# What you have to do:
In the page excerpt, which two modules are recommended instead of time for translating between different time zones?

** Start of Page excerpt **

5. Concurrency and Parallelism

• Use subprocess to run child processes and manage stdin / stdout / stderr
• Use Thread only for blocking I/O
  • Python threads cannot run bytecode in parallel because of GIL
  • Use Lock to avoid corruption
  • Use Queue for producer-consumer pattern
• Use coroutines to run thousands of functions seemingly at the same time
  • yield expression can send values to the exterior code
  • Python 3+: can receive values, Python 3.3+: yield from, Python 3.6+: async / await
• Access multiprocessing by concurrent.futures and ProcessPoolExecutor for parallelism

6. Built-in Modules

• Use functool.wraps to copy all the important metadata about the decorated function
• Use contextlib, with and yield for reusable try / finally behavior
  • Lock, open(x), setting logging security level can be simplified with with
• Use copyreg to make pickle reliable
  • Adds missing attribute values, allows class versioning, provides stable import path
• Use datetime and pytz instead of time for translating different time zones
  • time fails for multiple local times
• Use built-in algorithms and data structures
  • Data structures: deque, OrderedDict, defaultdict, heapq, bisect
  • itertools can link iterators together, filter items, return combinations of items
• Precision: float < decimal < fractions
• Be familiar to Python Package Index (PyPI) and pip
  • Python 3.4+ supports pip default installation

7. Collaboration

• Write docstrings for every function, class and module
  • Modules: contents and any important classes or functions
  • Classes: behavior, important attributes, subclass behavior
  • Functions and methods: behavior, every argument, returned value, raised exception
• Use packages to organize modules and provide stable APIs
  • Packages provide non-conflicting namespaces
  • Control publicly visible names with __all__ attribute and leading underscore names
• Define a root exception when defining a module’s API
• Know how to break circular dependencies
  • Refactor mutual dependencies into a separate module
    • Clear division isn’t always possible
  • Reordering imports
    • Goes against PEP8
    • Very unstable when edited, everything can break down very easily
  • Provide a configure function
    • Enables dependency injection pattern
    • Can be difficult to read and write code as heavy restructuring is needed
  • Dynamic import
    • Simplest solution, as it minimizes refactoring and complexity
    • Cost of import is especially bad in tight loops and sets up surprising failures
• Use virtual environments for isolated and reproducible dependencies
  • Python 3.4+ supports pyvenv default installation

8. Production

• Consider module-scoped code to configure deployment environments
  • Module-scoped: not inside any function or class
  • Module contents can be the product of any external condition including sys and os
  • Consider configuration files used with configparser
• Use repr for debugging
  • repr is an unambiguous representation, so x == eval(repr(x))
  • str is a human-readable representation
• Test everything with TestCase in unittest
  • Unit tests for isolated functionality (dedicated method for each behavior expectations)
  • Integration tests for modules that interact (setUp, tearDown methods)
• Use pdb and set_trace() for interactive debugging
• Profile and read stats before optimizing
  • Prefer cProfile (C-extension) over profile (Pure Python)
• Use gc and tracemalloc to track memory usage and leaks
  • Python 3.4+ supports tracemalloc

** End of Page excerpt **
** Start of Material **

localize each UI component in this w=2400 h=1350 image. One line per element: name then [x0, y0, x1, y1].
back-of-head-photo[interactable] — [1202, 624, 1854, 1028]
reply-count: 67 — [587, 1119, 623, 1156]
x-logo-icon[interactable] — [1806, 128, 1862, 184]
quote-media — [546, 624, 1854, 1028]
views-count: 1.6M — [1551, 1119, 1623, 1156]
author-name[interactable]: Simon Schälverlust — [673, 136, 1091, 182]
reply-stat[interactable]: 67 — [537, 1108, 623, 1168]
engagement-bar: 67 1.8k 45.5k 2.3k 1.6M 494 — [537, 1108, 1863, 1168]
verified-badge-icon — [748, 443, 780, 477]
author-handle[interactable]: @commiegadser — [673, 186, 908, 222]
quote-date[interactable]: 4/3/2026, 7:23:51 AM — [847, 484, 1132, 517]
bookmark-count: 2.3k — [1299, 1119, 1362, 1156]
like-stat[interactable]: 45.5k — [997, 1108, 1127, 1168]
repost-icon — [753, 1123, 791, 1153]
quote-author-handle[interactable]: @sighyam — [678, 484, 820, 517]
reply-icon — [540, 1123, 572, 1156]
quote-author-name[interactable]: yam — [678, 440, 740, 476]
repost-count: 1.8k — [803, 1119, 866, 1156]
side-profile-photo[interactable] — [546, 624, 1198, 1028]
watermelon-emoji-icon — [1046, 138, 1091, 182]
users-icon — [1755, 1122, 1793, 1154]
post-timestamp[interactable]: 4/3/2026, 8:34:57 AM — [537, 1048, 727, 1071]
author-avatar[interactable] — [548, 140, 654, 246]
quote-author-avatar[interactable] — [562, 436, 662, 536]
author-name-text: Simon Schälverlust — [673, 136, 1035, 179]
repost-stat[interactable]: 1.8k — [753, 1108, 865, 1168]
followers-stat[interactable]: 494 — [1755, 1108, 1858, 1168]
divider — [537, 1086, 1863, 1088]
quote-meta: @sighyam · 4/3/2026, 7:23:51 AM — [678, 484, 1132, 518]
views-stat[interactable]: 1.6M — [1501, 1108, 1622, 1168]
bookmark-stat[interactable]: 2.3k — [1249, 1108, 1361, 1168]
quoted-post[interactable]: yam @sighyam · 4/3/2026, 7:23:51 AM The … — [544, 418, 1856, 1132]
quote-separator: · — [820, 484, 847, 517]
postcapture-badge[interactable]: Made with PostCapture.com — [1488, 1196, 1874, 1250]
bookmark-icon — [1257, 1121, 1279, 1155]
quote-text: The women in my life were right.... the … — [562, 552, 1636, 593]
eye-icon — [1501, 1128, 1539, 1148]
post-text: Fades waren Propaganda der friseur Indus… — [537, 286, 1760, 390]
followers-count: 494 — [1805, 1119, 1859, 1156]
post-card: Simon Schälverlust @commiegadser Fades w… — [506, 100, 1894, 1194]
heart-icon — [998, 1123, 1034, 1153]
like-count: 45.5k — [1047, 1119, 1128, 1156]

** End of Material **

# Completed exercise:
datetime and pytz